▶ RECORDS FOR THE EXERCISE
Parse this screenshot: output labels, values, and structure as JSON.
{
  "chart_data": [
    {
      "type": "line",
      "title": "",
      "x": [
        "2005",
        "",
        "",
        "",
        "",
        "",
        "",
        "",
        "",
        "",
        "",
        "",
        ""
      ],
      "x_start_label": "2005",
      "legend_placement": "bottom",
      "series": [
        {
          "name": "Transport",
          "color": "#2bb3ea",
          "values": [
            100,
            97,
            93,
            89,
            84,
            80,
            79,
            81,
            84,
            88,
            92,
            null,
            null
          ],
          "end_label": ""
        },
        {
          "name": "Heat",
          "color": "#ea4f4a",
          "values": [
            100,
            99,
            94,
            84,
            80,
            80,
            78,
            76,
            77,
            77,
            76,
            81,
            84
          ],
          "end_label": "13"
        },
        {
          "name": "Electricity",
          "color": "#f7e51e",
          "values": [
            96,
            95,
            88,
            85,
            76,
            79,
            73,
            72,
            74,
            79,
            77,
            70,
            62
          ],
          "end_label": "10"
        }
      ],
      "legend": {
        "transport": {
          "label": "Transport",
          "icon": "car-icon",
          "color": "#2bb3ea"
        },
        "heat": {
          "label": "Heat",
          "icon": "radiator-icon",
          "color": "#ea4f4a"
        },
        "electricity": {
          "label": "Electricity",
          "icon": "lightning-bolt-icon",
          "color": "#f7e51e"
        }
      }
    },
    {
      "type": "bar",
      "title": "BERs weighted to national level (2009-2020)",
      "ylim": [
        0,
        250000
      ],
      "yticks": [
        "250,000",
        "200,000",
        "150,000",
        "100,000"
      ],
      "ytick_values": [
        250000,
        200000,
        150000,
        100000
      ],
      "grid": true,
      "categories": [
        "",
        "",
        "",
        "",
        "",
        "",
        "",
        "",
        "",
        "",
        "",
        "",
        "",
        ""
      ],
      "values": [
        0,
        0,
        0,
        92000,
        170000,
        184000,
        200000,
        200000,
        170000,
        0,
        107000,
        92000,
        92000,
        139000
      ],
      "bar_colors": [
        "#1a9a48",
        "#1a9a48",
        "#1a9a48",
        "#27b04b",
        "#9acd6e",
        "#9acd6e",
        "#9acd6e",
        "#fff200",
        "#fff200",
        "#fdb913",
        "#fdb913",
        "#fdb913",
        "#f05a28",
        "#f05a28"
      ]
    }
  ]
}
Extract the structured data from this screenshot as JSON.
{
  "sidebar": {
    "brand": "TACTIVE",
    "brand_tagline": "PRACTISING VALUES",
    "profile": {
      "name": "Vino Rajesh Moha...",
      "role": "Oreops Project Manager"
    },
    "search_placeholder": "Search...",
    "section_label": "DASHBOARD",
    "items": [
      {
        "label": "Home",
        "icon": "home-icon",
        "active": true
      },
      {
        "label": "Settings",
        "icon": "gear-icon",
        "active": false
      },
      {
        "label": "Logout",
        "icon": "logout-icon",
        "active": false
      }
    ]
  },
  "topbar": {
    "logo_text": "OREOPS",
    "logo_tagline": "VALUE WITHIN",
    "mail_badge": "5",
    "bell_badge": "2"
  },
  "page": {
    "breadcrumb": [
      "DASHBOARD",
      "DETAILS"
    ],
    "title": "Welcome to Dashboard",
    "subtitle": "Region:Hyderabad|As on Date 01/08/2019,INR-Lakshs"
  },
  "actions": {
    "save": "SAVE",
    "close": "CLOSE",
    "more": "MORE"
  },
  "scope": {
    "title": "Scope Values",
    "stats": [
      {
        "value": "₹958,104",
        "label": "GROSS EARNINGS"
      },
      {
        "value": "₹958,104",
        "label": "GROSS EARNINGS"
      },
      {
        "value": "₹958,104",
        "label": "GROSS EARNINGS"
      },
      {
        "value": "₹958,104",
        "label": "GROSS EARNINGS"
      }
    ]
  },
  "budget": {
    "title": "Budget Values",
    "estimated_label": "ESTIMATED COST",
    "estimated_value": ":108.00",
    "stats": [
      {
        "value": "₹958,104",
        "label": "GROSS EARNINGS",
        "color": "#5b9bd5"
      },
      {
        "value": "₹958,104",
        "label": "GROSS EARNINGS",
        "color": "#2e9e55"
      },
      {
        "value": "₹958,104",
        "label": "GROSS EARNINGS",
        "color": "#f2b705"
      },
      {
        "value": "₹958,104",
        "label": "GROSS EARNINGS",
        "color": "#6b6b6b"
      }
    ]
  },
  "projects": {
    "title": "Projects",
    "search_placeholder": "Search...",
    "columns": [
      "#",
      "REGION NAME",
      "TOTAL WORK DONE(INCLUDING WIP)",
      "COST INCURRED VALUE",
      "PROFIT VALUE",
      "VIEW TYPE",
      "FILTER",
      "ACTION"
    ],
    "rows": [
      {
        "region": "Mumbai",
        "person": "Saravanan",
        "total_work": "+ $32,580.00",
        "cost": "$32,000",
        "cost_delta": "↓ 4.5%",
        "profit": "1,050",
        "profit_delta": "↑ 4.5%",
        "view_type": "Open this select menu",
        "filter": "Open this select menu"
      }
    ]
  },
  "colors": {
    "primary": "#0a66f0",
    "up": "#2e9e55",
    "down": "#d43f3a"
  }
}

▶ STATED PROBLEM
Output the complete data exactly as written.

▶ TASK SOLUTION
Parse this screenshot: output labels, values, and structure as JSON.
{
  "chart_data": [
    {
      "type": "line",
      "title": "",
      "x": [
        "2005",
        "",
        "",
        "",
        "",
        "",
        "",
        "",
        "",
        "",
        "",
        "",
        ""
      ],
      "x_start_label": "2005",
      "legend_placement": "bottom",
      "series": [
        {
          "name": "Transport",
          "color": "#2bb3ea",
          "values": [
            100,
            97,
            93,
            89,
            84,
            80,
            79,
            81,
            84,
            88,
            92,
            null,
            null
          ],
          "end_label": ""
        },
        {
          "name": "Heat",
          "color": "#ea4f4a",
          "values": [
            100,
            99,
            94,
            84,
            80,
            80,
            78,
            76,
            77,
            77,
            76,
            81,
            84
          ],
          "end_label": "13"
        },
        {
          "name": "Electricity",
          "color": "#f7e51e",
          "values": [
            96,
            95,
            88,
            85,
            76,
            79,
            73,
            72,
            74,
            79,
            77,
            70,
            62
          ],
          "end_label": "10"
        }
      ],
      "legend": {
        "transport": {
          "label": "Transport",
          "icon": "car-icon",
          "color": "#2bb3ea"
        },
        "heat": {
          "label": "Heat",
          "icon": "radiator-icon",
          "color": "#ea4f4a"
        },
        "electricity": {
          "label": "Electricity",
          "icon": "lightning-bolt-icon",
          "color": "#f7e51e"
        }
      }
    },
    {
      "type": "bar",
      "title": "BERs weighted to national level (2009-2020)",
      "ylim": [
        0,
        250000
      ],
      "yticks": [
        "250,000",
        "200,000",
        "150,000",
        "100,000"
      ],
      "ytick_values": [
        250000,
        200000,
        150000,
        100000
      ],
      "grid": true,
      "categories": [
        "",
        "",
        "",
        "",
        "",
        "",
        "",
        "",
        "",
        "",
        "",
        "",
        "",
        ""
      ],
      "values": [
        0,
        0,
        0,
        92000,
        170000,
        184000,
        200000,
        200000,
        170000,
        0,
        107000,
        92000,
        92000,
        139000
      ],
      "bar_colors": [
        "#1a9a48",
        "#1a9a48",
        "#1a9a48",
        "#27b04b",
        "#9acd6e",
        "#9acd6e",
        "#9acd6e",
        "#fff200",
        "#fff200",
        "#fdb913",
        "#fdb913",
        "#fdb913",
        "#f05a28",
        "#f05a28"
      ]
    }
  ]
}
Extract the structured data from this screenshot as JSON.
{
  "sidebar": {
    "brand": "TACTIVE",
    "brand_tagline": "PRACTISING VALUES",
    "profile": {
      "name": "Vino Rajesh Moha...",
      "role": "Oreops Project Manager"
    },
    "search_placeholder": "Search...",
    "section_label": "DASHBOARD",
    "items": [
      {
        "label": "Home",
        "icon": "home-icon",
        "active": true
      },
      {
        "label": "Settings",
        "icon": "gear-icon",
        "active": false
      },
      {
        "label": "Logout",
        "icon": "logout-icon",
        "active": false
      }
    ]
  },
  "topbar": {
    "logo_text": "OREOPS",
    "logo_tagline": "VALUE WITHIN",
    "mail_badge": "5",
    "bell_badge": "2"
  },
  "page": {
    "breadcrumb": [
      "DASHBOARD",
      "DETAILS"
    ],
    "title": "Welcome to Dashboard",
    "subtitle": "Region:Hyderabad|As on Date 01/08/2019,INR-Lakshs"
  },
  "actions": {
    "save": "SAVE",
    "close": "CLOSE",
    "more": "MORE"
  },
  "scope": {
    "title": "Scope Values",
    "stats": [
      {
        "value": "₹958,104",
        "label": "GROSS EARNINGS"
      },
      {
        "value": "₹958,104",
        "label": "GROSS EARNINGS"
      },
      {
        "value": "₹958,104",
        "label": "GROSS EARNINGS"
      },
      {
        "value": "₹958,104",
        "label": "GROSS EARNINGS"
      }
    ]
  },
  "budget": {
    "title": "Budget Values",
    "estimated_label": "ESTIMATED COST",
    "estimated_value": ":108.00",
    "stats": [
      {
        "value": "₹958,104",
        "label": "GROSS EARNINGS",
        "color": "#5b9bd5"
      },
      {
        "value": "₹958,104",
        "label": "GROSS EARNINGS",
        "color": "#2e9e55"
      },
      {
        "value": "₹958,104",
        "label": "GROSS EARNINGS",
        "color": "#f2b705"
      },
      {
        "value": "₹958,104",
        "label": "GROSS EARNINGS",
        "color": "#6b6b6b"
      }
    ]
  },
  "projects": {
    "title": "Projects",
    "search_placeholder": "Search...",
    "columns": [
      "#",
      "REGION NAME",
      "TOTAL WORK DONE(INCLUDING WIP)",
      "COST INCURRED VALUE",
      "PROFIT VALUE",
      "VIEW TYPE",
      "FILTER",
      "ACTION"
    ],
    "rows": [
      {
        "region": "Mumbai",
        "person": "Saravanan",
        "total_work": "+ $32,580.00",
        "cost": "$32,000",
        "cost_delta": "↓ 4.5%",
        "profit": "1,050",
        "profit_delta": "↑ 4.5%",
        "view_type": "Open this select menu",
        "filter": "Open this select menu"
      }
    ]
  },
  "colors": {
    "primary": "#0a66f0",
    "up": "#2e9e55",
    "down": "#d43f3a"
  }
}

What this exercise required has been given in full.